--- Extracted material ---

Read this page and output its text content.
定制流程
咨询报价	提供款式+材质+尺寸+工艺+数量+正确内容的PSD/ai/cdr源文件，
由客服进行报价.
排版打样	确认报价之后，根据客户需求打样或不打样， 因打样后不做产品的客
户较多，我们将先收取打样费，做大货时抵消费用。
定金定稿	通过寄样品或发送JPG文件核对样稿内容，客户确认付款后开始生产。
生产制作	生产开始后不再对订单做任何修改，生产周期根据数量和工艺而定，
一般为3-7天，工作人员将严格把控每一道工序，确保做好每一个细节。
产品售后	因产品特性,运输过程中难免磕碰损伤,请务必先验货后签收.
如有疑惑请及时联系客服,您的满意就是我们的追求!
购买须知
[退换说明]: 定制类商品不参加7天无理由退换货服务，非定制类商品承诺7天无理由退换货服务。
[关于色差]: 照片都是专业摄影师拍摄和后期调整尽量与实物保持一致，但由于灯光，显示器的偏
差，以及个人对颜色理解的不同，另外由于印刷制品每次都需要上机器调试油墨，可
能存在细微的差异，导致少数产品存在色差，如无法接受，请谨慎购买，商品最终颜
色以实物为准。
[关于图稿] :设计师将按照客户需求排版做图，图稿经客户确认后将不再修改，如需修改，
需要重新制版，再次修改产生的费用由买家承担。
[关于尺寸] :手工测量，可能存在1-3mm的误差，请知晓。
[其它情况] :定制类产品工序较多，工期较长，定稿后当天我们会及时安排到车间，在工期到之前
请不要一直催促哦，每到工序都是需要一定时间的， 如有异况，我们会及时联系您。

---

Extract the complete set of records unchanged.

▸ Reply
Read this page and output its text content.
定制流程
咨询报价	提供款式+材质+尺寸+工艺+数量+正确内容的PSD/ai/cdr源文件，
由客服进行报价.
排版打样	确认报价之后，根据客户需求打样或不打样， 因打样后不做产品的客
户较多，我们将先收取打样费，做大货时抵消费用。
定金定稿	通过寄样品或发送JPG文件核对样稿内容，客户确认付款后开始生产。
生产制作	生产开始后不再对订单做任何修改，生产周期根据数量和工艺而定，
一般为3-7天，工作人员将严格把控每一道工序，确保做好每一个细节。
产品售后	因产品特性,运输过程中难免磕碰损伤,请务必先验货后签收.
如有疑惑请及时联系客服,您的满意就是我们的追求!
购买须知
[退换说明]: 定制类商品不参加7天无理由退换货服务，非定制类商品承诺7天无理由退换货服务。
[关于色差]: 照片都是专业摄影师拍摄和后期调整尽量与实物保持一致，但由于灯光，显示器的偏
差，以及个人对颜色理解的不同，另外由于印刷制品每次都需要上机器调试油墨，可
能存在细微的差异，导致少数产品存在色差，如无法接受，请谨慎购买，商品最终颜
色以实物为准。
[关于图稿] :设计师将按照客户需求排版做图，图稿经客户确认后将不再修改，如需修改，
需要重新制版，再次修改产生的费用由买家承担。
[关于尺寸] :手工测量，可能存在1-3mm的误差，请知晓。
[其它情况] :定制类产品工序较多，工期较长，定稿后当天我们会及时安排到车间，在工期到之前
请不要一直催促哦，每到工序都是需要一定时间的， 如有异况，我们会及时联系您。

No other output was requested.